▸ Stated problem 1: Copy the records verbatim, from their first line down to the line containing "point-icon[interactable]: [76, 27, 85, 35]", with both ends included.

▸ Text section:

Post Tool

Solr includes a simple command line tool for POSTing various types of content to a Solr server that is part of the bin/solr CLI.

This tool is meant for use by new users exploring Solr’s capabilities, and is not intended as a robust solution to be used for indexing documents into production systems.
You may be familiar with SimplePostTool and the bin/post Unix shell script. While this is still available, it is deprecated and will be removed in Solr 10.

To run it, open a window and enter:

$ bin/solr post -url http://localhost:8983/gettingstarted/update example/films/films.json

This will contact the server at localhost:8983. The --help (or simply -h) option will output information on its usage (i.e., bin/solr post -h).

Using the bin/solr post Tool

You must either specify url that is the full path to the update handler or provide a c collection/core name when using bin/solr post.

This specifies the same target collection: -url http://localhost:8983/gettingstarted/update or -c gettingstarted.

The basic usage of bin/solr post is:

usage: post
 -c,--name <NAME>                                 Name of the collection.
 -d,--delay <delay>                               If recursive then delay
                                                  will be the wait time
                                                  between posts.  default:
                                                  10 for web, 0 for files
    --dry-run                                     Performs a dry run of
                                                  the posting process
                                                  without actually sending
                                                  documents to Solr.  Only
                                                  works with files mode.
 -f,--format                                      sends application/json
                                                  content as Solr commands
                                                  to /update instead of
                                                  /update/json/docs.
 -ft,--filetypes <<type>[,<type>,...]>            default:
                                                  xml,json,jsonl,csv,pdf,d
                                                  oc,docx,ppt,pptx,xls,xls
                                                  x,odt,odp,ods,ott,otp,ot
                                                  s,rtf,htm,html,txt,log
 -h,--help                                        Print this message.

▸ Stated problem 2: Reproduce the post tool text from "usage: post" down to "with files mode.", swapping "collection" for "core".

▸ Records to use:
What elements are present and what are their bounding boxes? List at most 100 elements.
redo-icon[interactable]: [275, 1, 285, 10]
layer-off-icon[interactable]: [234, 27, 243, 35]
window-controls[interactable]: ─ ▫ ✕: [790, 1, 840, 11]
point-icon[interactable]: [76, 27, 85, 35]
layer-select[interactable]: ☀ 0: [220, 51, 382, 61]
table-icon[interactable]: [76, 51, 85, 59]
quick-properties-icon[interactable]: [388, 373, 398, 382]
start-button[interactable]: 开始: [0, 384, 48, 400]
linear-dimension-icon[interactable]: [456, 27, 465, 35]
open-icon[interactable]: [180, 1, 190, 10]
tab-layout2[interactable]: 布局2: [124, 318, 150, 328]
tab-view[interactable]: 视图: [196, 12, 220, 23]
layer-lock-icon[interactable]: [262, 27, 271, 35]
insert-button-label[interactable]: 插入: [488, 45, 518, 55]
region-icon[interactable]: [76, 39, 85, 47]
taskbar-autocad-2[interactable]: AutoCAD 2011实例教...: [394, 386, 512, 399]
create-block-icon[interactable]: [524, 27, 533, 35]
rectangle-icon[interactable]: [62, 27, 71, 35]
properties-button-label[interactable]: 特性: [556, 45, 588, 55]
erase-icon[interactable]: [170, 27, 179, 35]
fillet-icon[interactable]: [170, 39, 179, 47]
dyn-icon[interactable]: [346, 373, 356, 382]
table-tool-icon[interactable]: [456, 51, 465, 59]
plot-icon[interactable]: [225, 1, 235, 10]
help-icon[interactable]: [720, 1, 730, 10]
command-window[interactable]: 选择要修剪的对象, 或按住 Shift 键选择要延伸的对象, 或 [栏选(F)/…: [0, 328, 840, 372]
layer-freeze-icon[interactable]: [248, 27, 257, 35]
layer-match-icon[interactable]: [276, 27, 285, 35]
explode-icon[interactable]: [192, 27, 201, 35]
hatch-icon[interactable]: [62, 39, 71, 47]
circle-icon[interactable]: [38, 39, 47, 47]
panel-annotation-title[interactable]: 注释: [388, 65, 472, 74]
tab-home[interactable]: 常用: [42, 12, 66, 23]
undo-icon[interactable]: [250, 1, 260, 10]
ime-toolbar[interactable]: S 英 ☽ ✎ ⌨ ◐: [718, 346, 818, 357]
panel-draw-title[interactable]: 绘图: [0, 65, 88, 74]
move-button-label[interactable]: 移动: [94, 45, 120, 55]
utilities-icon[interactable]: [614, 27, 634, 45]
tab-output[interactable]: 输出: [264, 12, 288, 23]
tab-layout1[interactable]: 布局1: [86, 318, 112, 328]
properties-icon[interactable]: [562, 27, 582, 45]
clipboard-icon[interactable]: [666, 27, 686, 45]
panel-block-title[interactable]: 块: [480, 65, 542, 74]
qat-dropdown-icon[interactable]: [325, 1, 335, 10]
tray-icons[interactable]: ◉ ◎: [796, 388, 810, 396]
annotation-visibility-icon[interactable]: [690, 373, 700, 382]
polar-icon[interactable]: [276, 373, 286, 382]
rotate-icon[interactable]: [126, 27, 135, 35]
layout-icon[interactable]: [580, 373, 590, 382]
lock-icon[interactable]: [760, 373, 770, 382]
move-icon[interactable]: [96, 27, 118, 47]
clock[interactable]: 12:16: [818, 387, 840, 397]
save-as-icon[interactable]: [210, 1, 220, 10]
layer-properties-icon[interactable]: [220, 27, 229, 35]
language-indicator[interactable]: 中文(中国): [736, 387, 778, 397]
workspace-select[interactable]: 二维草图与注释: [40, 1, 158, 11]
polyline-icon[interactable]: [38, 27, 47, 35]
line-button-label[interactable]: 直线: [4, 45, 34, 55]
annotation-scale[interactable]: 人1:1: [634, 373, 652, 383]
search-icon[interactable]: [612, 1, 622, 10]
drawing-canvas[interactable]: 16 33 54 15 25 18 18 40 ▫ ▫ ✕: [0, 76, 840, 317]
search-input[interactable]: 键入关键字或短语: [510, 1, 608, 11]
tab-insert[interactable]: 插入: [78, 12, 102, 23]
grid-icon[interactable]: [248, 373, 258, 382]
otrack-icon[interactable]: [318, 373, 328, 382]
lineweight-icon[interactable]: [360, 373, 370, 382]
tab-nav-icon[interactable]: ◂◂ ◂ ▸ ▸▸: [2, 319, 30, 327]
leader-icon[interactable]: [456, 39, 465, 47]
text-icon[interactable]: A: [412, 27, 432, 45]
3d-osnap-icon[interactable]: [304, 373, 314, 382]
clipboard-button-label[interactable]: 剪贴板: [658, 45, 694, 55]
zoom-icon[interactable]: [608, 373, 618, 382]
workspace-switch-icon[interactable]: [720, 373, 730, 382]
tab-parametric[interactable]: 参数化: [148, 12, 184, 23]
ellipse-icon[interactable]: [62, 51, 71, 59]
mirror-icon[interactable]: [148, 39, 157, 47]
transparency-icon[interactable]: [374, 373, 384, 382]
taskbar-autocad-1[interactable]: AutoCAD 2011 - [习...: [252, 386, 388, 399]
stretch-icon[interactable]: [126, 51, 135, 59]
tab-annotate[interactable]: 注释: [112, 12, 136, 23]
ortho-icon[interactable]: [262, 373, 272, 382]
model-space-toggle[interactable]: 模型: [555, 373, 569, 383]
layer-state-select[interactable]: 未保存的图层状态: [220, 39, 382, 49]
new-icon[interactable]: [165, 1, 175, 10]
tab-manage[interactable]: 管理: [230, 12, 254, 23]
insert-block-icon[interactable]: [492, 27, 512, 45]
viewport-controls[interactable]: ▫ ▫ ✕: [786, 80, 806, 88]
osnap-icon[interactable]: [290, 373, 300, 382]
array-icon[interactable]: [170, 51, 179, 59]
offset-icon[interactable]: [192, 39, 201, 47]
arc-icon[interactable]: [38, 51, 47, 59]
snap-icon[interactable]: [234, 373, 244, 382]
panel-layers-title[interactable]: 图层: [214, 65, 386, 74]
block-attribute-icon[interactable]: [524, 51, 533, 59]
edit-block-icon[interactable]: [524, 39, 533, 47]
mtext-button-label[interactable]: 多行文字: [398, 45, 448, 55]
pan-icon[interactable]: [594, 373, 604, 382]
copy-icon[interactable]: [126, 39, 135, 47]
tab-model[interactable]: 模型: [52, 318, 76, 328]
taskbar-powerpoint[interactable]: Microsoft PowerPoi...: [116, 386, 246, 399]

▸ Expected output 1:
What elements are present and what are their bounding boxes? List at most 100 elements.
redo-icon[interactable]: [275, 1, 285, 10]
layer-off-icon[interactable]: [234, 27, 243, 35]
window-controls[interactable]: ─ ▫ ✕: [790, 1, 840, 11]
point-icon[interactable]: [76, 27, 85, 35]

▸ Expected output 2:
usage: post
 -c,--name <NAME>                                 Name of the core.
 -d,--delay <delay>                               If recursive then delay
                                                  will be the wait time
                                                  between posts.  default:
                                                  10 for web, 0 for files
    --dry-run                                     Performs a dry run of
                                                  the posting process
                                                  without actually sending
                                                  documents to Solr.  Only
                                                  works with files mode.